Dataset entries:
▼▼▼

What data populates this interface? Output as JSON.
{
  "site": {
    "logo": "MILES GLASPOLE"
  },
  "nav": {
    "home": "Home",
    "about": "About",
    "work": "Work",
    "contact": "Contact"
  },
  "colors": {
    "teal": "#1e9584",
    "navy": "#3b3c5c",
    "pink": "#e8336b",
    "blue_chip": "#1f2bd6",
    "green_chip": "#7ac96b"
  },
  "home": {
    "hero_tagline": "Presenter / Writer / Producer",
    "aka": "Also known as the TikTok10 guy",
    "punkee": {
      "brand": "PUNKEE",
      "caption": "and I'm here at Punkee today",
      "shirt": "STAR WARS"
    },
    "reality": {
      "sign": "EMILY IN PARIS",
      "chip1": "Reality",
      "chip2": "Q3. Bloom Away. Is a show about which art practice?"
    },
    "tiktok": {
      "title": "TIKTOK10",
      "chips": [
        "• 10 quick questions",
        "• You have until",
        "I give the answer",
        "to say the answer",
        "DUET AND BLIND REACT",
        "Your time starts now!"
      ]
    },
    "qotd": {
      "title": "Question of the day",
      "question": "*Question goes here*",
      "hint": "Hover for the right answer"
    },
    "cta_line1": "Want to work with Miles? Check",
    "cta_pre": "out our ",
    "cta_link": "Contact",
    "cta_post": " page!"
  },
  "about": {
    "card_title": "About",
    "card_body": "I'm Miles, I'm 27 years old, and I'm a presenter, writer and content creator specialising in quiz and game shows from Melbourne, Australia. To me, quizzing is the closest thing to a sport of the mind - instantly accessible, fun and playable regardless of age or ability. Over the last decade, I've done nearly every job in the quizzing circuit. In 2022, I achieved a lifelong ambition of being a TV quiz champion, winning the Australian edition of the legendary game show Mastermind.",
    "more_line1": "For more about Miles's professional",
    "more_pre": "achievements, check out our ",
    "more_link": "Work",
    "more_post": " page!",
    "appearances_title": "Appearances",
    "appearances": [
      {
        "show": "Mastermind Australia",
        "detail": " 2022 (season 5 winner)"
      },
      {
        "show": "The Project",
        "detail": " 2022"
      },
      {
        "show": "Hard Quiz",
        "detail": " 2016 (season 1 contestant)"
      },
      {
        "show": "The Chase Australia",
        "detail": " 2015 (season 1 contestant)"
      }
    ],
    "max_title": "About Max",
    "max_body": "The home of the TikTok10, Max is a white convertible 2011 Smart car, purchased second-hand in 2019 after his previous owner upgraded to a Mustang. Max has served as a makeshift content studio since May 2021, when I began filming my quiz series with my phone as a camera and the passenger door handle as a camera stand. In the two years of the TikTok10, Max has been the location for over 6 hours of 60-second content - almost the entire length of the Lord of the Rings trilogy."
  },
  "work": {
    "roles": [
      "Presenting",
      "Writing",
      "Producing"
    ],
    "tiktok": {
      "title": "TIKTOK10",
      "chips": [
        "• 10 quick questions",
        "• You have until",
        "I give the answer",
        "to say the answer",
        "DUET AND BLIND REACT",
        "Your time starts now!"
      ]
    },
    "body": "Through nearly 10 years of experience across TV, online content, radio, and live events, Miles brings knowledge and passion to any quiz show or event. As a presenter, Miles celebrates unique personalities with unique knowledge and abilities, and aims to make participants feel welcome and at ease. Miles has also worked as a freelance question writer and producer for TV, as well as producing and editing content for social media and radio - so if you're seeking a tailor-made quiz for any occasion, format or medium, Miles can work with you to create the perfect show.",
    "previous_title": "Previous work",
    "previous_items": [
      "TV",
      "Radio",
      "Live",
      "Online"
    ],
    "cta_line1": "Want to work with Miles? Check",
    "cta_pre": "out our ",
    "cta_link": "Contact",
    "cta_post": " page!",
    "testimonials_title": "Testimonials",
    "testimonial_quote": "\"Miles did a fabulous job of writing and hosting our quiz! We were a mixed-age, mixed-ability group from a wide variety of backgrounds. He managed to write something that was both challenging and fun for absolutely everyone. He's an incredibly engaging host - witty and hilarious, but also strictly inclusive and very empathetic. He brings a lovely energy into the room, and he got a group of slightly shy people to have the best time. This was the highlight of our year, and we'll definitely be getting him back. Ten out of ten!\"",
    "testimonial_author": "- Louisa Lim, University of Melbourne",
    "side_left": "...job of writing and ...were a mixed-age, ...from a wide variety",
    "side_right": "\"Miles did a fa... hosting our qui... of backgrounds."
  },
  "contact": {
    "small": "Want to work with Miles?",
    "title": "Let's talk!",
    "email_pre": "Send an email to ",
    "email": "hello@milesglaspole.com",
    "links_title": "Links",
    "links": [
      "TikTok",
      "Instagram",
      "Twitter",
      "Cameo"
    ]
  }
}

▲▲▲

▶ YOUR GOAL
Gather every line containing the word "were" and copy it.

▶ EXERCISE SOLUTION
    "testimonial_quote": "\"Miles did a fabulous job of writing and hosting our quiz! We were a mixed-age, mixed-ability group from a wide variety of backgrounds. He managed to write something that was both challenging and fun for absolutely everyone. He's an incredibly engaging host - witty and hilarious, but also strictly inclusive and very empathetic. He brings a lovely energy into the room, and he got a group of slightly shy people to have the best time. This was the highlight of our year, and we'll definitely be getting him back. Ten out of ten!\"",
    "side_left": "...job of writing and ...were a mixed-age, ...from a wide variety",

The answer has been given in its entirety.